Here are some records; return them all exactly.

-- start DATA SHOWN --

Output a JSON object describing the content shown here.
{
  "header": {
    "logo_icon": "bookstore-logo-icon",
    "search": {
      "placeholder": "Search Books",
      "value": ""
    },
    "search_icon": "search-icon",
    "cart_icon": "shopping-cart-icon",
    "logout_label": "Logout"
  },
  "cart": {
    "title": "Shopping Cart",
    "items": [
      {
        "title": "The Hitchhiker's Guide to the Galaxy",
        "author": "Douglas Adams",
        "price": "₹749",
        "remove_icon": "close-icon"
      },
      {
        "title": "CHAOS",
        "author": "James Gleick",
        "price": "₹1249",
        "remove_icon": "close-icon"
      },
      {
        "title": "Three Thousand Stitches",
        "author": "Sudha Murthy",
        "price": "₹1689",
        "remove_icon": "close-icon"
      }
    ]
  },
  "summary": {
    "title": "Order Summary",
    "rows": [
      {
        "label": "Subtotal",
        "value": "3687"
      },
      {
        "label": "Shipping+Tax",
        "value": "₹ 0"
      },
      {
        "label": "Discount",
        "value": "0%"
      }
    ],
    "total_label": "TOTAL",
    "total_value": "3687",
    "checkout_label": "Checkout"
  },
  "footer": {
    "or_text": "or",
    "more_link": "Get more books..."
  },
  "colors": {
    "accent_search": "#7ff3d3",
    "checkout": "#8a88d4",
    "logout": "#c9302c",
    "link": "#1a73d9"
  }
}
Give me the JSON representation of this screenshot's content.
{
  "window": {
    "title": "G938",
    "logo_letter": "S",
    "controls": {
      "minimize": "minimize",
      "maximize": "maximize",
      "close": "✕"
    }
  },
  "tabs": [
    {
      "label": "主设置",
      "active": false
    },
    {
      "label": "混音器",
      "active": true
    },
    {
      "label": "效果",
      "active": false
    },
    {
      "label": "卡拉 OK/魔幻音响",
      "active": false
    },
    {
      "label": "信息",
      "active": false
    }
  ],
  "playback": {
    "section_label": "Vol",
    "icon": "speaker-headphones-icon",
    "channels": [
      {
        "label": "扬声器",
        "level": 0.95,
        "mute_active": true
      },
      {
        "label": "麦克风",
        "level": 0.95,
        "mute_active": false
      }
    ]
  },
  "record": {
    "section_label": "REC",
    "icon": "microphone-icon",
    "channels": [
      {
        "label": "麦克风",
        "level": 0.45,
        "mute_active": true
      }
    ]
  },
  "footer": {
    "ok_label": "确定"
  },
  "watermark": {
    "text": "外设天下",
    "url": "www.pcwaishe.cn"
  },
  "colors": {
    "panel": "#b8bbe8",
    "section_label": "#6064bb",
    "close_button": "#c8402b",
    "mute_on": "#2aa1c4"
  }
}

-- end DATA SHOWN --

# [CORRECT RESPONSE]
Output a JSON object describing the content shown here.
{
  "header": {
    "logo_icon": "bookstore-logo-icon",
    "search": {
      "placeholder": "Search Books",
      "value": ""
    },
    "search_icon": "search-icon",
    "cart_icon": "shopping-cart-icon",
    "logout_label": "Logout"
  },
  "cart": {
    "title": "Shopping Cart",
    "items": [
      {
        "title": "The Hitchhiker's Guide to the Galaxy",
        "author": "Douglas Adams",
        "price": "₹749",
        "remove_icon": "close-icon"
      },
      {
        "title": "CHAOS",
        "author": "James Gleick",
        "price": "₹1249",
        "remove_icon": "close-icon"
      },
      {
        "title": "Three Thousand Stitches",
        "author": "Sudha Murthy",
        "price": "₹1689",
        "remove_icon": "close-icon"
      }
    ]
  },
  "summary": {
    "title": "Order Summary",
    "rows": [
      {
        "label": "Subtotal",
        "value": "3687"
      },
      {
        "label": "Shipping+Tax",
        "value": "₹ 0"
      },
      {
        "label": "Discount",
        "value": "0%"
      }
    ],
    "total_label": "TOTAL",
    "total_value": "3687",
    "checkout_label": "Checkout"
  },
  "footer": {
    "or_text": "or",
    "more_link": "Get more books..."
  },
  "colors": {
    "accent_search": "#7ff3d3",
    "checkout": "#8a88d4",
    "logout": "#c9302c",
    "link": "#1a73d9"
  }
}
Give me the JSON representation of this screenshot's content.
{
  "window": {
    "title": "G938",
    "logo_letter": "S",
    "controls": {
      "minimize": "minimize",
      "maximize": "maximize",
      "close": "✕"
    }
  },
  "tabs": [
    {
      "label": "主设置",
      "active": false
    },
    {
      "label": "混音器",
      "active": true
    },
    {
      "label": "效果",
      "active": false
    },
    {
      "label": "卡拉 OK/魔幻音响",
      "active": false
    },
    {
      "label": "信息",
      "active": false
    }
  ],
  "playback": {
    "section_label": "Vol",
    "icon": "speaker-headphones-icon",
    "channels": [
      {
        "label": "扬声器",
        "level": 0.95,
        "mute_active": true
      },
      {
        "label": "麦克风",
        "level": 0.95,
        "mute_active": false
      }
    ]
  },
  "record": {
    "section_label": "REC",
    "icon": "microphone-icon",
    "channels": [
      {
        "label": "麦克风",
        "level": 0.45,
        "mute_active": true
      }
    ]
  },
  "footer": {
    "ok_label": "确定"
  },
  "watermark": {
    "text": "外设天下",
    "url": "www.pcwaishe.cn"
  },
  "colors": {
    "panel": "#b8bbe8",
    "section_label": "#6064bb",
    "close_button": "#c8402b",
    "mute_on": "#2aa1c4"
  }
}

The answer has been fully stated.